[Start RECORD EXCERPTS]
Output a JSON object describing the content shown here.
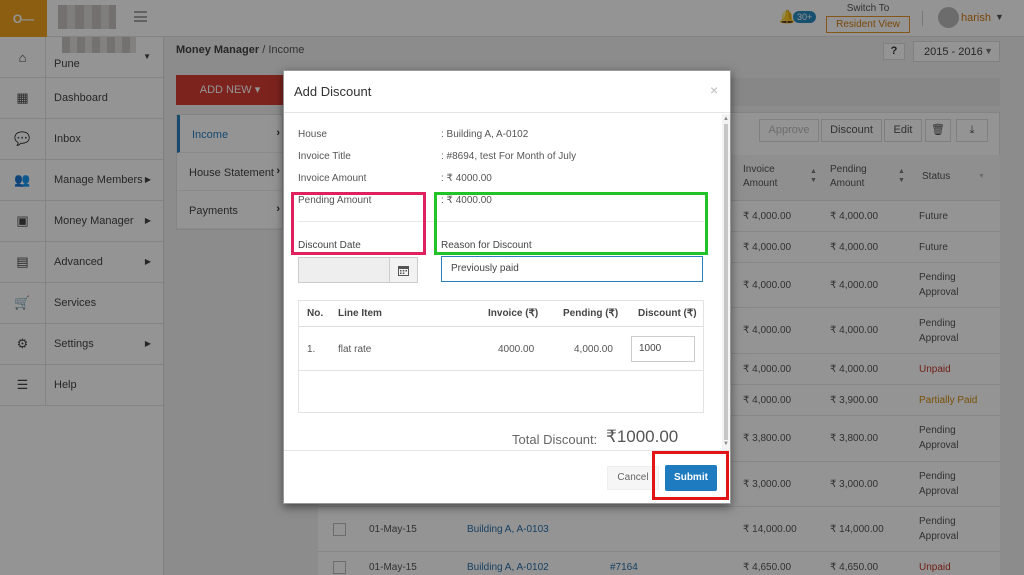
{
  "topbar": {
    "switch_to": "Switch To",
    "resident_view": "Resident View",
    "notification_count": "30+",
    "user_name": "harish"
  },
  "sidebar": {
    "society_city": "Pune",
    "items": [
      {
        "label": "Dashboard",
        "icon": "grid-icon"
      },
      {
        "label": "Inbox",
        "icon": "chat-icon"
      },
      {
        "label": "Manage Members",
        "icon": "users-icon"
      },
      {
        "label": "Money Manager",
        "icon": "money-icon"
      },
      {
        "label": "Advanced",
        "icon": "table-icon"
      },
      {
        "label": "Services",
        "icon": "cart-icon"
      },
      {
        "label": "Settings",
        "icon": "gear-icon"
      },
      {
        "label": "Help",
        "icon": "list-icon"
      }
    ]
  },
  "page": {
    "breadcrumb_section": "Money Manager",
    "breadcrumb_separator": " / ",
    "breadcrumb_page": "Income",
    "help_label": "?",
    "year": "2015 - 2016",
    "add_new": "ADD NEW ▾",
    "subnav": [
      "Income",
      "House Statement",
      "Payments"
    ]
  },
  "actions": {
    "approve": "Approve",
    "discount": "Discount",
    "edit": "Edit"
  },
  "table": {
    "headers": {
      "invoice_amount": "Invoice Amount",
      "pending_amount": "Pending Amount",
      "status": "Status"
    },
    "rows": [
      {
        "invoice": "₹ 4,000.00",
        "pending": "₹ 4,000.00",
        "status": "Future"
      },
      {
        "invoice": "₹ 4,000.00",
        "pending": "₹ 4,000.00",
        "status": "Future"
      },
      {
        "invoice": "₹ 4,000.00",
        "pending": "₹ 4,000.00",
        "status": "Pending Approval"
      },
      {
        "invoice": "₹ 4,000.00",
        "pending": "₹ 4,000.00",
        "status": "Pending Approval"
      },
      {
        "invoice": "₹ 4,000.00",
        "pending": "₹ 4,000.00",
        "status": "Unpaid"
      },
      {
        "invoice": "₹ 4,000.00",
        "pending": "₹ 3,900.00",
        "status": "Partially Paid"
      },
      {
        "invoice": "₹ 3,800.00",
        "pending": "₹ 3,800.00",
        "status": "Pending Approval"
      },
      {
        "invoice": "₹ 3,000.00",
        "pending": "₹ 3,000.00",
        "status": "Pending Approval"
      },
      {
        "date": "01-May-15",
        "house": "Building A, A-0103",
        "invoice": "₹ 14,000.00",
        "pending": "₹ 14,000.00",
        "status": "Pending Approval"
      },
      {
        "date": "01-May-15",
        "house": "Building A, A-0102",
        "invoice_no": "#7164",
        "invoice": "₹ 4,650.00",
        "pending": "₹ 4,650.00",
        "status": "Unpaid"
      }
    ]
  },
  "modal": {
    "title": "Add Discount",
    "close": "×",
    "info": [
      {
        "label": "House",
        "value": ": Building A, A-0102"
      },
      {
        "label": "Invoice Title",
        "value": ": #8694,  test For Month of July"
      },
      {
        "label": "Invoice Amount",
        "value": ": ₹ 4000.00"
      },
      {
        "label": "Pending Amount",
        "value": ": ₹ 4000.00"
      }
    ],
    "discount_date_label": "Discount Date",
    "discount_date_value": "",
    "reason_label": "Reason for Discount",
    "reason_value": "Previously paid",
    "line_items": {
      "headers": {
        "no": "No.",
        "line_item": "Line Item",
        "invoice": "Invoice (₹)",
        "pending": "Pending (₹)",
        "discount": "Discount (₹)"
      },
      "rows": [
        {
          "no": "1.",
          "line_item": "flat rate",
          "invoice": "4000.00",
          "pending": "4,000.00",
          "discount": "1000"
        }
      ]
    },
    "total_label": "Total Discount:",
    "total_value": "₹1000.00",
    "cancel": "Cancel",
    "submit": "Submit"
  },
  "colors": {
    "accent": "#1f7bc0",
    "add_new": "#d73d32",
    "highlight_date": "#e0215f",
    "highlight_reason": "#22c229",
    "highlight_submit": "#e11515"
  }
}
[End RECORD EXCERPTS]
GIVEN TASK
Pictures in the records above are not copied; print everything else exactly.

SOLVED PROBLEM
Output a JSON object describing the content shown here.
{
  "topbar": {
    "switch_to": "Switch To",
    "resident_view": "Resident View",
    "notification_count": "30+",
    "user_name": "harish"
  },
  "sidebar": {
    "society_city": "Pune",
    "items": [
      {
        "label": "Dashboard",
        "icon": "grid-icon"
      },
      {
        "label": "Inbox",
        "icon": "chat-icon"
      },
      {
        "label": "Manage Members",
        "icon": "users-icon"
      },
      {
        "label": "Money Manager",
        "icon": "money-icon"
      },
      {
        "label": "Advanced",
        "icon": "table-icon"
      },
      {
        "label": "Services",
        "icon": "cart-icon"
      },
      {
        "label": "Settings",
        "icon": "gear-icon"
      },
      {
        "label": "Help",
        "icon": "list-icon"
      }
    ]
  },
  "page": {
    "breadcrumb_section": "Money Manager",
    "breadcrumb_separator": " / ",
    "breadcrumb_page": "Income",
    "help_label": "?",
    "year": "2015 - 2016",
    "add_new": "ADD NEW ▾",
    "subnav": [
      "Income",
      "House Statement",
      "Payments"
    ]
  },
  "actions": {
    "approve": "Approve",
    "discount": "Discount",
    "edit": "Edit"
  },
  "table": {
    "headers": {
      "invoice_amount": "Invoice Amount",
      "pending_amount": "Pending Amount",
      "status": "Status"
    },
    "rows": [
      {
        "invoice": "₹ 4,000.00",
        "pending": "₹ 4,000.00",
        "status": "Future"
      },
      {
        "invoice": "₹ 4,000.00",
        "pending": "₹ 4,000.00",
        "status": "Future"
      },
      {
        "invoice": "₹ 4,000.00",
        "pending": "₹ 4,000.00",
        "status": "Pending Approval"
      },
      {
        "invoice": "₹ 4,000.00",
        "pending": "₹ 4,000.00",
        "status": "Pending Approval"
      },
      {
        "invoice": "₹ 4,000.00",
        "pending": "₹ 4,000.00",
        "status": "Unpaid"
      },
      {
        "invoice": "₹ 4,000.00",
        "pending": "₹ 3,900.00",
        "status": "Partially Paid"
      },
      {
        "invoice": "₹ 3,800.00",
        "pending": "₹ 3,800.00",
        "status": "Pending Approval"
      },
      {
        "invoice": "₹ 3,000.00",
        "pending": "₹ 3,000.00",
        "status": "Pending Approval"
      },
      {
        "date": "01-May-15",
        "house": "Building A, A-0103",
        "invoice": "₹ 14,000.00",
        "pending": "₹ 14,000.00",
        "status": "Pending Approval"
      },
      {
        "date": "01-May-15",
        "house": "Building A, A-0102",
        "invoice_no": "#7164",
        "invoice": "₹ 4,650.00",
        "pending": "₹ 4,650.00",
        "status": "Unpaid"
      }
    ]
  },
  "modal": {
    "title": "Add Discount",
    "close": "×",
    "info": [
      {
        "label": "House",
        "value": ": Building A, A-0102"
      },
      {
        "label": "Invoice Title",
        "value": ": #8694,  test For Month of July"
      },
      {
        "label": "Invoice Amount",
        "value": ": ₹ 4000.00"
      },
      {
        "label": "Pending Amount",
        "value": ": ₹ 4000.00"
      }
    ],
    "discount_date_label": "Discount Date",
    "discount_date_value": "",
    "reason_label": "Reason for Discount",
    "reason_value": "Previously paid",
    "line_items": {
      "headers": {
        "no": "No.",
        "line_item": "Line Item",
        "invoice": "Invoice (₹)",
        "pending": "Pending (₹)",
        "discount": "Discount (₹)"
      },
      "rows": [
        {
          "no": "1.",
          "line_item": "flat rate",
          "invoice": "4000.00",
          "pending": "4,000.00",
          "discount": "1000"
        }
      ]
    },
    "total_label": "Total Discount:",
    "total_value": "₹1000.00",
    "cancel": "Cancel",
    "submit": "Submit"
  },
  "colors": {
    "accent": "#1f7bc0",
    "add_new": "#d73d32",
    "highlight_date": "#e0215f",
    "highlight_reason": "#22c229",
    "highlight_submit": "#e11515"
  }
}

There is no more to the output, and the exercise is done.